**Written request**
Write out the entire listing below exactly, with the pictures left out.

+++ Input for this task

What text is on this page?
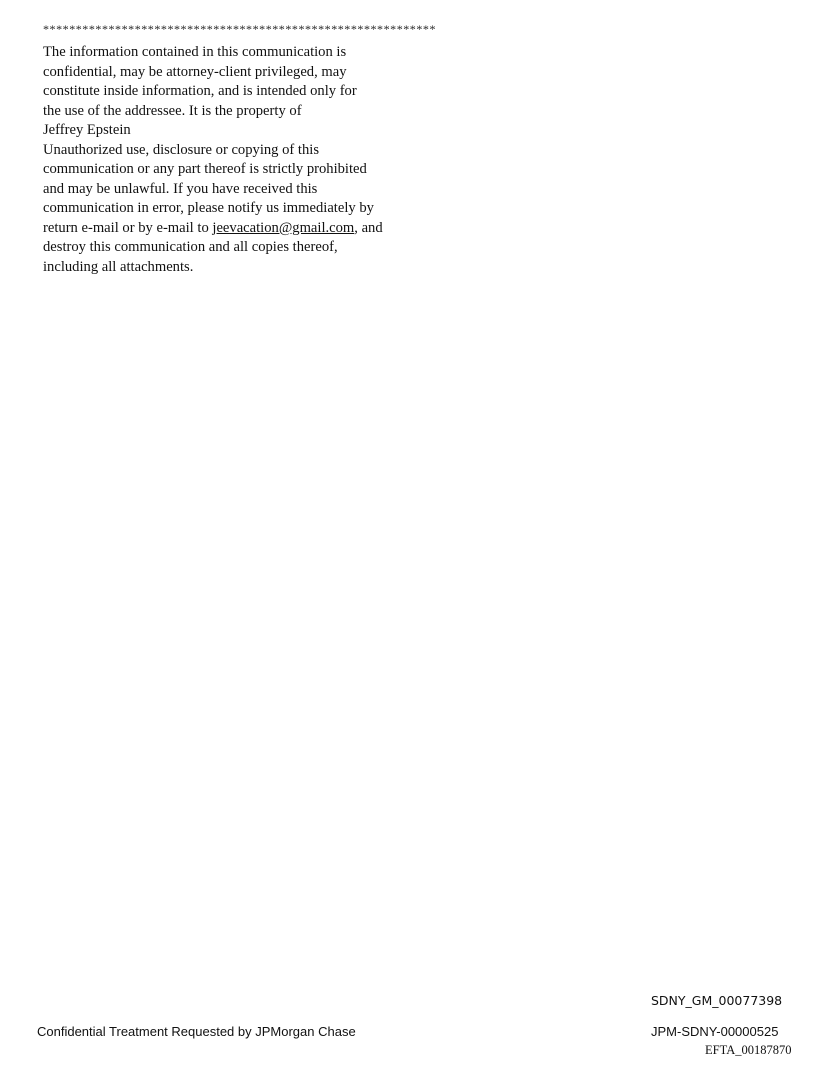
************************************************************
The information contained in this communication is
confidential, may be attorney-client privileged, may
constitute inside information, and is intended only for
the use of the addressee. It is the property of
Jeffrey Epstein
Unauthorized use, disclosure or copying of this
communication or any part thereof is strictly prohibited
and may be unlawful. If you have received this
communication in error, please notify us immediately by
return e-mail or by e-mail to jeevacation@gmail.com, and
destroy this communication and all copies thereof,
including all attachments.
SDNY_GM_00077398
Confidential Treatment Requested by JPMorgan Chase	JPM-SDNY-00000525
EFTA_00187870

++++++

**Task answer**
What text is on this page?
************************************************************
The information contained in this communication is
confidential, may be attorney-client privileged, may
constitute inside information, and is intended only for
the use of the addressee. It is the property of
Jeffrey Epstein
Unauthorized use, disclosure or copying of this
communication or any part thereof is strictly prohibited
and may be unlawful. If you have received this
communication in error, please notify us immediately by
return e-mail or by e-mail to jeevacation@gmail.com, and
destroy this communication and all copies thereof,
including all attachments.
SDNY_GM_00077398
Confidential Treatment Requested by JPMorgan Chase	JPM-SDNY-00000525
EFTA_00187870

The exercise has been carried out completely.